* _INSTRUCTIONS_:
1 > Translate this sentence from the article on children in armed conflict into Spanish: "Verified instances of sexual violence were highest in the DRC, Somalia and the Central African Republic, it added."
2 > List every country that the article on children in armed conflict names as part of the Lake Chad Basin.

___ SOURCE TEXT ___

Thousands of Children Paid a Devastating Price In Ongoing Conflicts

Thousands of children from Afghanistan to Yemen, and from Syria to northern Utopia have paid a devastating price for continuing armed conflict, violence, inter-communal violence and insecurity, UNICEF said in its annual report on Friday.

Just last week, at least four children were reportedly among the victims as at least 35 people were killed – including two Save the Children staff members – in Kayah State in Eastern Myanmar, the report said, adding this was just the latest high-profile example of the devastating toll conflict takes on children and the ongoing threats to humanitarian workers.

UNICEF Executive Director Henrietta Fore said year after year, parties to conflict continue to demonstrate a dreadful disregard for the rights and wellbeing of children.

“Children are suffering, and children are dying because of this callousness. Every effort should be made to keep these children safe from harm,” Fore added. 

Verified abductions were highest in Somalia, followed by the Democratic Republic of the Congo and the countries of the Lake Chad Basin (Chad, Nigeria, Cameroon and Niger), according to the report.

Verified instances of sexual violence were highest in the DRC, Somalia and the Central African Republic, it added.

The United Nations has verified 266,000 cases of grave violations against children in more than 30 conflict situations across Africa, Asia, the Middle East and Latin America over the past 16 years, the report said. 

Afghanistan, for example, has the highest number of verified child casualties since 2005, at more than 28,500 – accounting for 27 percent of all verified child casualties globally, UNICEF added.

Meanwhile, the Middle East and North Africa region has the highest number of verified attacks on schools and hospitals since 2005, with 22 such attacks verified in the first six months of this year.

___ RAW DATA ___

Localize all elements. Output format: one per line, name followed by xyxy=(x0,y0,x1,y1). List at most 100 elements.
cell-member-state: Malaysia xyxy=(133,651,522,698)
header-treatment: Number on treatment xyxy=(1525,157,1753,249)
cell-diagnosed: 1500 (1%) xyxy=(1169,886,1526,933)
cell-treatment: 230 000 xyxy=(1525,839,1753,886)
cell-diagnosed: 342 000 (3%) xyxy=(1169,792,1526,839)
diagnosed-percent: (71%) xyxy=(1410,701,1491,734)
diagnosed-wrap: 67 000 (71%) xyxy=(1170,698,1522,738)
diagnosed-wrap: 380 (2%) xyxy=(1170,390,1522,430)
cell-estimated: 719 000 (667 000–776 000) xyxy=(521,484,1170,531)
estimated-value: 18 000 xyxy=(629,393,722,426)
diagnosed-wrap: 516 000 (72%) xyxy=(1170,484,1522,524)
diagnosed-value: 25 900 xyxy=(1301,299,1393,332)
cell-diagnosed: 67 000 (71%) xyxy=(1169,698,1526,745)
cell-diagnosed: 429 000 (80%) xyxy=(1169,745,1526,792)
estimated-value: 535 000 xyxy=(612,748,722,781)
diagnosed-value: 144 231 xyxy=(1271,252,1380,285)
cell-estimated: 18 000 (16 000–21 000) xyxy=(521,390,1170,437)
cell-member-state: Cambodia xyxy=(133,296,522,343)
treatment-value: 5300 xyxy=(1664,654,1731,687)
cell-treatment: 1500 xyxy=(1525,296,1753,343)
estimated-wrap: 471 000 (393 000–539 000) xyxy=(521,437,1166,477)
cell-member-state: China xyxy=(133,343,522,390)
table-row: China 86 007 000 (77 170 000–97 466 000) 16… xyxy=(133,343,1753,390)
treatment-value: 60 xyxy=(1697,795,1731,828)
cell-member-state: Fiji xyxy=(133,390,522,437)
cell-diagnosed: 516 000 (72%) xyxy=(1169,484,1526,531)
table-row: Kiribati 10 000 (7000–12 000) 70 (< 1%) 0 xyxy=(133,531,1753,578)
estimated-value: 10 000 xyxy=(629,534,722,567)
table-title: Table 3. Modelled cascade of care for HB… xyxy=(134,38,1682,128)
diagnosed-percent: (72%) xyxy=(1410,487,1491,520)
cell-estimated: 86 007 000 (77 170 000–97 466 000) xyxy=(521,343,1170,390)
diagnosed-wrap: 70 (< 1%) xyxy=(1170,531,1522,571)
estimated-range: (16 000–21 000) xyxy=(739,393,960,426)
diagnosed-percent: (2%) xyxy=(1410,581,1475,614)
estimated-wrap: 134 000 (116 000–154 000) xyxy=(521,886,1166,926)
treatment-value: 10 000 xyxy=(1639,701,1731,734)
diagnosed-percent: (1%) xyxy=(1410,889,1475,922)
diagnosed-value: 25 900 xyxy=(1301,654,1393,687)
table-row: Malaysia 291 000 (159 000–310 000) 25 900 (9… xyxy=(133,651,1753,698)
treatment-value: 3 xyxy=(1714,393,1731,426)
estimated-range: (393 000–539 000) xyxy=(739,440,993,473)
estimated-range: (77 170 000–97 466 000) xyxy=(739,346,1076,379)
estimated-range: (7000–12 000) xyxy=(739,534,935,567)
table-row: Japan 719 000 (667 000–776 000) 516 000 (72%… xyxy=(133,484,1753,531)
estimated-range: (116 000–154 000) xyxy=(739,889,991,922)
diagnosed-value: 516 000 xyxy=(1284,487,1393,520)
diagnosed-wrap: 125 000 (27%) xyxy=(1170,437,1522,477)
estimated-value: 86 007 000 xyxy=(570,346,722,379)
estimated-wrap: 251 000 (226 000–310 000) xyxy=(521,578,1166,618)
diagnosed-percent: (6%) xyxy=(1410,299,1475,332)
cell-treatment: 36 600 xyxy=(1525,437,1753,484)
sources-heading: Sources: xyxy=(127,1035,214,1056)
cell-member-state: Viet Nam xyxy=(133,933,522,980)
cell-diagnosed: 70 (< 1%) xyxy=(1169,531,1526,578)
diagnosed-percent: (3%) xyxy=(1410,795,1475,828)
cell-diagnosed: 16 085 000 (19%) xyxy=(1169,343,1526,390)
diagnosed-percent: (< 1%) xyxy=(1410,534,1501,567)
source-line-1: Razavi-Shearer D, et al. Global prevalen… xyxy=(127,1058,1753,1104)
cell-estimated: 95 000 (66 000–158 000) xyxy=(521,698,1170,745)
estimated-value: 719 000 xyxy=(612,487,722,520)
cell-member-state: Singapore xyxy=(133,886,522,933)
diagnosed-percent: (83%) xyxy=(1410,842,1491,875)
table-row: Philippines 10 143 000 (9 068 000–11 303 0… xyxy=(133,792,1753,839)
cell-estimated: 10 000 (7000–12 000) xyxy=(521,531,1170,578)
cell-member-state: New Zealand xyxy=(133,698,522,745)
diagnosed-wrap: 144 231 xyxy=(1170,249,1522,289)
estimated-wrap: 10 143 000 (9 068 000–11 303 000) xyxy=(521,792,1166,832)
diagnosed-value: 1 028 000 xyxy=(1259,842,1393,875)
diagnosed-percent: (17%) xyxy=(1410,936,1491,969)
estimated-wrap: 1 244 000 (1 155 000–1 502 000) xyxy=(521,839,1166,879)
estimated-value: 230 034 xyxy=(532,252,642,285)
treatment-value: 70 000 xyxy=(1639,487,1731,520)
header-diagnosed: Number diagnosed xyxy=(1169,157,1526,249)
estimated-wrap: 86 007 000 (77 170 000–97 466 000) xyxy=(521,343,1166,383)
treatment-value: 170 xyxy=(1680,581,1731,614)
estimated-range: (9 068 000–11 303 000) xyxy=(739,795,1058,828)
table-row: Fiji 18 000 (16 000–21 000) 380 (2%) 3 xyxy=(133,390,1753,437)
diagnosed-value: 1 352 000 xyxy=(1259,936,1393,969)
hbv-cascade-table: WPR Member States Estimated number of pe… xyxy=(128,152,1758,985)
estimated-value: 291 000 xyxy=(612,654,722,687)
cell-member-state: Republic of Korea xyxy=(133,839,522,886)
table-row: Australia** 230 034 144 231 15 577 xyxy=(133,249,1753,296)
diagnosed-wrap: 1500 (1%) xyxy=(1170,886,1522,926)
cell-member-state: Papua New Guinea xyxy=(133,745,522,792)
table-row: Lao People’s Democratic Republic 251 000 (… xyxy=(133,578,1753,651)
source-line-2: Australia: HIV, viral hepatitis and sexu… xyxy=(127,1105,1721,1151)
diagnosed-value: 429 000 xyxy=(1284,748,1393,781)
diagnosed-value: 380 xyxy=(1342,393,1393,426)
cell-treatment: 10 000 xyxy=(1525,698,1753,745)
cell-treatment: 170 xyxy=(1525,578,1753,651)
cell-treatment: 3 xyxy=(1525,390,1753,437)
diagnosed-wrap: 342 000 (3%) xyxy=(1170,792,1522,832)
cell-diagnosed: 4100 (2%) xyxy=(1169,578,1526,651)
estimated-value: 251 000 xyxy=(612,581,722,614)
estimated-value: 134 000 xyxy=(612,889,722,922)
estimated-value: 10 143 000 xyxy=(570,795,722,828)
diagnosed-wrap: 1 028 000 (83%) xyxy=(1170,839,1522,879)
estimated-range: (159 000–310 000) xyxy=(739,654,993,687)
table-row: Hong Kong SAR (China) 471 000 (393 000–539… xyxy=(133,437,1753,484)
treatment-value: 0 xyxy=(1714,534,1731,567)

___

* _RESULTS BY TASK_:
1 > Los casos verificados de violencia sexual fueron más numerosos en la RDC, Somalia y la República Centroafricana, añadió.

2 > Chad, Nigeria, Cameroon, Niger